--- begin ---

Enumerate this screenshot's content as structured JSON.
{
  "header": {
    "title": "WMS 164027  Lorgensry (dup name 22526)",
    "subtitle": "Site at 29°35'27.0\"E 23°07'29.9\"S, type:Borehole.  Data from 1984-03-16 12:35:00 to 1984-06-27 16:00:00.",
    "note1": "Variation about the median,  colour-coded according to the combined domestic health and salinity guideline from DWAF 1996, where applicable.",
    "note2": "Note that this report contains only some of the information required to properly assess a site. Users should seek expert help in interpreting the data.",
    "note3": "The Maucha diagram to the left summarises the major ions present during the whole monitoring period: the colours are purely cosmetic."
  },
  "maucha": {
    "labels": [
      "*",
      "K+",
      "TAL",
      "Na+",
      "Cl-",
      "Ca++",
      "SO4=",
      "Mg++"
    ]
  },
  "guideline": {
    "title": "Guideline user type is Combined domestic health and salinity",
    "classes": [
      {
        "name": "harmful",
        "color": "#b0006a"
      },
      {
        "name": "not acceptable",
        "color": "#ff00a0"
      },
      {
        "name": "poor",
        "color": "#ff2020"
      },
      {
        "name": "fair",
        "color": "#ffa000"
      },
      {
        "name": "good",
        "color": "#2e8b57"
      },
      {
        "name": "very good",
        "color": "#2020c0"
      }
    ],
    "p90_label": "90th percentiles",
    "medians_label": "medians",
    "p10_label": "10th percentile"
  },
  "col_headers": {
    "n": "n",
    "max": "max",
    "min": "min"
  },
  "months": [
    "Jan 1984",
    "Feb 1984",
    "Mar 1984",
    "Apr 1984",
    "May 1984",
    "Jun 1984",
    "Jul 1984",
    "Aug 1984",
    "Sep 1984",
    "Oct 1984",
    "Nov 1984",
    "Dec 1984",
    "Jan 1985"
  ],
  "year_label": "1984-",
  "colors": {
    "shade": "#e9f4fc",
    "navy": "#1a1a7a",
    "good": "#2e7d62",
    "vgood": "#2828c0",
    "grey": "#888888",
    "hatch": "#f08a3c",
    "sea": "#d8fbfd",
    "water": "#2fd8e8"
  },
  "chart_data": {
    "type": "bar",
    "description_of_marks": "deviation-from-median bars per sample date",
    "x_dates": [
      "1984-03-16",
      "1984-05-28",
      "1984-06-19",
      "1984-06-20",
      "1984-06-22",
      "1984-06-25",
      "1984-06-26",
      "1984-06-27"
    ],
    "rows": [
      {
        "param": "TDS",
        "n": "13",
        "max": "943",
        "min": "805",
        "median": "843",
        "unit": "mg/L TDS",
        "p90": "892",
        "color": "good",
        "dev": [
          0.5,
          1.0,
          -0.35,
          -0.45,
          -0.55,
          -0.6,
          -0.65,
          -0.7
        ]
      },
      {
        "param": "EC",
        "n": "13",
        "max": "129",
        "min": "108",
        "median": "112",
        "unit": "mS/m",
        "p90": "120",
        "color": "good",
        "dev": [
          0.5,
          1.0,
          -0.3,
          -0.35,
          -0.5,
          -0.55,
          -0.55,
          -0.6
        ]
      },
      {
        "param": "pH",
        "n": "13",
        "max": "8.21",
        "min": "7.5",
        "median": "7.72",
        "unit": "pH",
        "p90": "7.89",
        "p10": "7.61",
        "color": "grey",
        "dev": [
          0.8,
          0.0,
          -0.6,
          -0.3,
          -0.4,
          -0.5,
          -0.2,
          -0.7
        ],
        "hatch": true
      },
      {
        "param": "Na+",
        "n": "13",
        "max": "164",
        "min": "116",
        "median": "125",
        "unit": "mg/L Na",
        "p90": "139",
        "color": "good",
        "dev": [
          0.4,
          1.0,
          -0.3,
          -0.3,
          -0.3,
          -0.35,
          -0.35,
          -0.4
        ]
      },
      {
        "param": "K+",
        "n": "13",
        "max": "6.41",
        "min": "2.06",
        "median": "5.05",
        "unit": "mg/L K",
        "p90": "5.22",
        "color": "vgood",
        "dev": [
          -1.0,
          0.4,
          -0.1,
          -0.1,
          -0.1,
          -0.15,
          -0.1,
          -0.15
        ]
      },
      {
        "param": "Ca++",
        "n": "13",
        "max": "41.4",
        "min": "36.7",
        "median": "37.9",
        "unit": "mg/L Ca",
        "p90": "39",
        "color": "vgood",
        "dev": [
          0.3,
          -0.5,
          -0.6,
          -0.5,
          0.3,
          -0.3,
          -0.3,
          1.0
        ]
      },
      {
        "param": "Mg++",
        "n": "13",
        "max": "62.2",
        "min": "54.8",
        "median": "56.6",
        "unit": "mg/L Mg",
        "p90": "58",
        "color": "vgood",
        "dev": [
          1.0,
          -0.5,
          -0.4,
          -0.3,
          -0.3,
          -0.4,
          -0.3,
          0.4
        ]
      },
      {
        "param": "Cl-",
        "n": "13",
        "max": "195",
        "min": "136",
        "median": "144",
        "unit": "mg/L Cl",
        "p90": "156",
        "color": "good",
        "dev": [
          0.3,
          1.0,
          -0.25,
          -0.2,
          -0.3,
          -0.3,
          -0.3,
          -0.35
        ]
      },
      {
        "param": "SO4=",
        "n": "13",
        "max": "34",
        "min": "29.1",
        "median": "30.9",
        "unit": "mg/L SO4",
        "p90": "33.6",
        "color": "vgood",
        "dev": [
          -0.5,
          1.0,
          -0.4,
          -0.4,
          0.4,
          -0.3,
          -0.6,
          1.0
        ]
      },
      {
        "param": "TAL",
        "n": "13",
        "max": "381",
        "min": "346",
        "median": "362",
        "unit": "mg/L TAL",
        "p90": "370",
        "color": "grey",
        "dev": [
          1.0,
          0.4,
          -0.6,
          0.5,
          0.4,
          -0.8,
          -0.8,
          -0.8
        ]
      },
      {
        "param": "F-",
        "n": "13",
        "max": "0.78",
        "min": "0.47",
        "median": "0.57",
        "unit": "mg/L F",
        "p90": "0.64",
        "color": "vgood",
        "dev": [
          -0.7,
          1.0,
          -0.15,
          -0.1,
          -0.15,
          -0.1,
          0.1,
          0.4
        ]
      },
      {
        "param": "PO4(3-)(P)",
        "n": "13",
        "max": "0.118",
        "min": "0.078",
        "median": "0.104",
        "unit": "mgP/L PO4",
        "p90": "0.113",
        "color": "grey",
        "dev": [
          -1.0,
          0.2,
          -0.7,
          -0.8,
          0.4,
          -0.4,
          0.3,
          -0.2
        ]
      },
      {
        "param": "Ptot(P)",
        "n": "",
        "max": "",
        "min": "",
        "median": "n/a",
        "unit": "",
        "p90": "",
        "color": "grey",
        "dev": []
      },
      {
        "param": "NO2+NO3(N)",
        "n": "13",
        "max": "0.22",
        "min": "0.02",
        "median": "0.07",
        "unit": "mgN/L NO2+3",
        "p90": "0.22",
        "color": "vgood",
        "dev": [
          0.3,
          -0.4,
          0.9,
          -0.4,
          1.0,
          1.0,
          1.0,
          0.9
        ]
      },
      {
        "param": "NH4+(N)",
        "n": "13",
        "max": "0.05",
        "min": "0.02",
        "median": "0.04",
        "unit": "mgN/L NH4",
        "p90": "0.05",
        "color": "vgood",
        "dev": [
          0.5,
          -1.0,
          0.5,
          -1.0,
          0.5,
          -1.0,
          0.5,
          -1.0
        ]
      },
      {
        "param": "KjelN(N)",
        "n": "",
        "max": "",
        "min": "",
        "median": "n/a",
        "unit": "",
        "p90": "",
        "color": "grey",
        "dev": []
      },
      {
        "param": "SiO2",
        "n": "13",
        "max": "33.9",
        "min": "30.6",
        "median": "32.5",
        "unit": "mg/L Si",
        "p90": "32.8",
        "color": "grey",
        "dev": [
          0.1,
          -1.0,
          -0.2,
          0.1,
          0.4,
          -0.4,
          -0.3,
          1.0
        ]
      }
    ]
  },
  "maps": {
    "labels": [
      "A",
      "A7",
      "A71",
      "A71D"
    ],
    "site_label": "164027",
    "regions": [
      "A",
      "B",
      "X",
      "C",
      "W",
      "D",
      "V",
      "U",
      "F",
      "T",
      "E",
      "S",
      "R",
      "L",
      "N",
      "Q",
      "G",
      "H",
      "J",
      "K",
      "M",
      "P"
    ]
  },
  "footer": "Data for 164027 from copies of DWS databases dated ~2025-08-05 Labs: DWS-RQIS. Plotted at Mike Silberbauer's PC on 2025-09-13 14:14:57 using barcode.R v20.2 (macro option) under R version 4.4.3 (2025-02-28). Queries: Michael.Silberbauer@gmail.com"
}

--- end ---

= What this task involves =
Gather and copy every line of the data in which the string "name" is found.

= Exercise solution =
    "title": "WMS 164027  Lorgensry (dup name 22526)",
        "name": "harmful",
        "name": "not acceptable",
        "name": "poor",
        "name": "fair",
        "name": "good",
        "name": "very good",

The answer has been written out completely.